### Set problem:
In the listing below, find every line with the string "Сборные" and pull it out.

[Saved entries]
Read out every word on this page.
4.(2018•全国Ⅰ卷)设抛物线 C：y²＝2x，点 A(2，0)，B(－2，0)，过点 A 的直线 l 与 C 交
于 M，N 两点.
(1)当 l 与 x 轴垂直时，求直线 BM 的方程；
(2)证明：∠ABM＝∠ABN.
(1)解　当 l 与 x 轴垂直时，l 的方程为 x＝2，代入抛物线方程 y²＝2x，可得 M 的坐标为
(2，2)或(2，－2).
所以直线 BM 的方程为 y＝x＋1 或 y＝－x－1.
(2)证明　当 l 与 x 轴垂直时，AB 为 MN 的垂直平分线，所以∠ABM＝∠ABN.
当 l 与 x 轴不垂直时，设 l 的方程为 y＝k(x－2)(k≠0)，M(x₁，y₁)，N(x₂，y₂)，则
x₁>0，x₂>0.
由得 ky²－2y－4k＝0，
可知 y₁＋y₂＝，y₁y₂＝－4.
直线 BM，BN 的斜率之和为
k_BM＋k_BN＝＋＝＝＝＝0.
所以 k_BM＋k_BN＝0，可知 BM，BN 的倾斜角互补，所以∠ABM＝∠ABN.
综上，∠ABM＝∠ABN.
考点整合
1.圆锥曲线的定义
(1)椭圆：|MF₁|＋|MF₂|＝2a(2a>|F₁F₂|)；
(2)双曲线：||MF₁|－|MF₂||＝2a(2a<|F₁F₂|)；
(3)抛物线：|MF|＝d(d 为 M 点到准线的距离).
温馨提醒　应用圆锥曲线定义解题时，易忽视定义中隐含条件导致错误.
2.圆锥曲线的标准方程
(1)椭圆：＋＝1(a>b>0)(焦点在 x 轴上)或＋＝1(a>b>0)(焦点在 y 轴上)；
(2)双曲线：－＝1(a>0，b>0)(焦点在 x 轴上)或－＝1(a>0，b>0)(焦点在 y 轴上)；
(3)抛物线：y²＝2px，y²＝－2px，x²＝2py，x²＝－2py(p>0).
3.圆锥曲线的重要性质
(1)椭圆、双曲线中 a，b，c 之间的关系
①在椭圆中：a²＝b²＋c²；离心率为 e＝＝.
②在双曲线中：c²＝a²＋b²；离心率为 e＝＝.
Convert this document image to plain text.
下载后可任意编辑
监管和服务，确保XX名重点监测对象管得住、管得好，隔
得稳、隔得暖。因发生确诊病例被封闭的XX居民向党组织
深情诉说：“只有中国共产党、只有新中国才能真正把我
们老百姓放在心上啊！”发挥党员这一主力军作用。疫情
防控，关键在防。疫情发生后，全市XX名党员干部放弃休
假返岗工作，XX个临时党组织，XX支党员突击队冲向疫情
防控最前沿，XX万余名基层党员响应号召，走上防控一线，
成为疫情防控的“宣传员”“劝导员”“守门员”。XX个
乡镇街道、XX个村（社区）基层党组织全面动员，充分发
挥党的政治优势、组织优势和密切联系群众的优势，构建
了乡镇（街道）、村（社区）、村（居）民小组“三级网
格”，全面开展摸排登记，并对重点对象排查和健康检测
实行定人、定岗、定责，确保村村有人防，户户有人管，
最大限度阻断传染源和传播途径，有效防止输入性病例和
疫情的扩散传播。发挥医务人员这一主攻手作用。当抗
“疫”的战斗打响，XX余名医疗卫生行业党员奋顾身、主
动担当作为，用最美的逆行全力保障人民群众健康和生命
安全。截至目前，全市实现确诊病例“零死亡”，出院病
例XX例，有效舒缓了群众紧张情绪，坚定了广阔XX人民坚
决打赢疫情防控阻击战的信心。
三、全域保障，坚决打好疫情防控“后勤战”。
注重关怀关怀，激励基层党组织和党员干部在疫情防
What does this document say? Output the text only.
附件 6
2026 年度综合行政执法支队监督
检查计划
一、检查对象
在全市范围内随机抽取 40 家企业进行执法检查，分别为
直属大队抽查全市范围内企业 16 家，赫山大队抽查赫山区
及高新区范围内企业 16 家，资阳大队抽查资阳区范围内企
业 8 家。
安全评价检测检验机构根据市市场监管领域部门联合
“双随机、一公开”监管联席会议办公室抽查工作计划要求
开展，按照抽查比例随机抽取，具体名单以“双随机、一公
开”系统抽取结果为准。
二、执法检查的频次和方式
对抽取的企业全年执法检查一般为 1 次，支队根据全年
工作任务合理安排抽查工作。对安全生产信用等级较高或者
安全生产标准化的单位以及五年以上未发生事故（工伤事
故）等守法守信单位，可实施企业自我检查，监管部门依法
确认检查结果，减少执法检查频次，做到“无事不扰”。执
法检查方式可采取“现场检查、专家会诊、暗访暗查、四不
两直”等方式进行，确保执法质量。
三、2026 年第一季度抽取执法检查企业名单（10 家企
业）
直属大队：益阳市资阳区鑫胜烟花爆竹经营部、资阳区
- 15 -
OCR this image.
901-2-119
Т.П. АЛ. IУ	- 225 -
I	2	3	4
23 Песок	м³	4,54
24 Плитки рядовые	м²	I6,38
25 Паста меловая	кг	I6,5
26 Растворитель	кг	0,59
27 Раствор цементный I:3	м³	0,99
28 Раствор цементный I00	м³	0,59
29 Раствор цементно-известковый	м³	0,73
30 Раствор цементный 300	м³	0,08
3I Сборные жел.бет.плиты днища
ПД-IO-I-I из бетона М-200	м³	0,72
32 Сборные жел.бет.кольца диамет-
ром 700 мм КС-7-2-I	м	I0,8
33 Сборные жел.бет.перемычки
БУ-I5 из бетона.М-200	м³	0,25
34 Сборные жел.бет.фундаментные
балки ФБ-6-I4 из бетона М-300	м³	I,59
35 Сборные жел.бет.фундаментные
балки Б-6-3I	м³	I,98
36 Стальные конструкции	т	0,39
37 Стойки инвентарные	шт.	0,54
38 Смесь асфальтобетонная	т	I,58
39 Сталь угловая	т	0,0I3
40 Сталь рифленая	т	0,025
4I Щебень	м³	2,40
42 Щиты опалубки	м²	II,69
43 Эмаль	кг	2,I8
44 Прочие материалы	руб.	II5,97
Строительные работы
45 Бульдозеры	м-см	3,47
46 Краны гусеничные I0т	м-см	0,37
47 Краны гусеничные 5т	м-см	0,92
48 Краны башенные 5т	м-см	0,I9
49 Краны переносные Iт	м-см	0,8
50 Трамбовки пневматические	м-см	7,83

### Solution:
3I Сборные жел.бет.плиты днища
32 Сборные жел.бет.кольца диамет-
33 Сборные жел.бет.перемычки
34 Сборные жел.бет.фундаментные
35 Сборные жел.бет.фундаментные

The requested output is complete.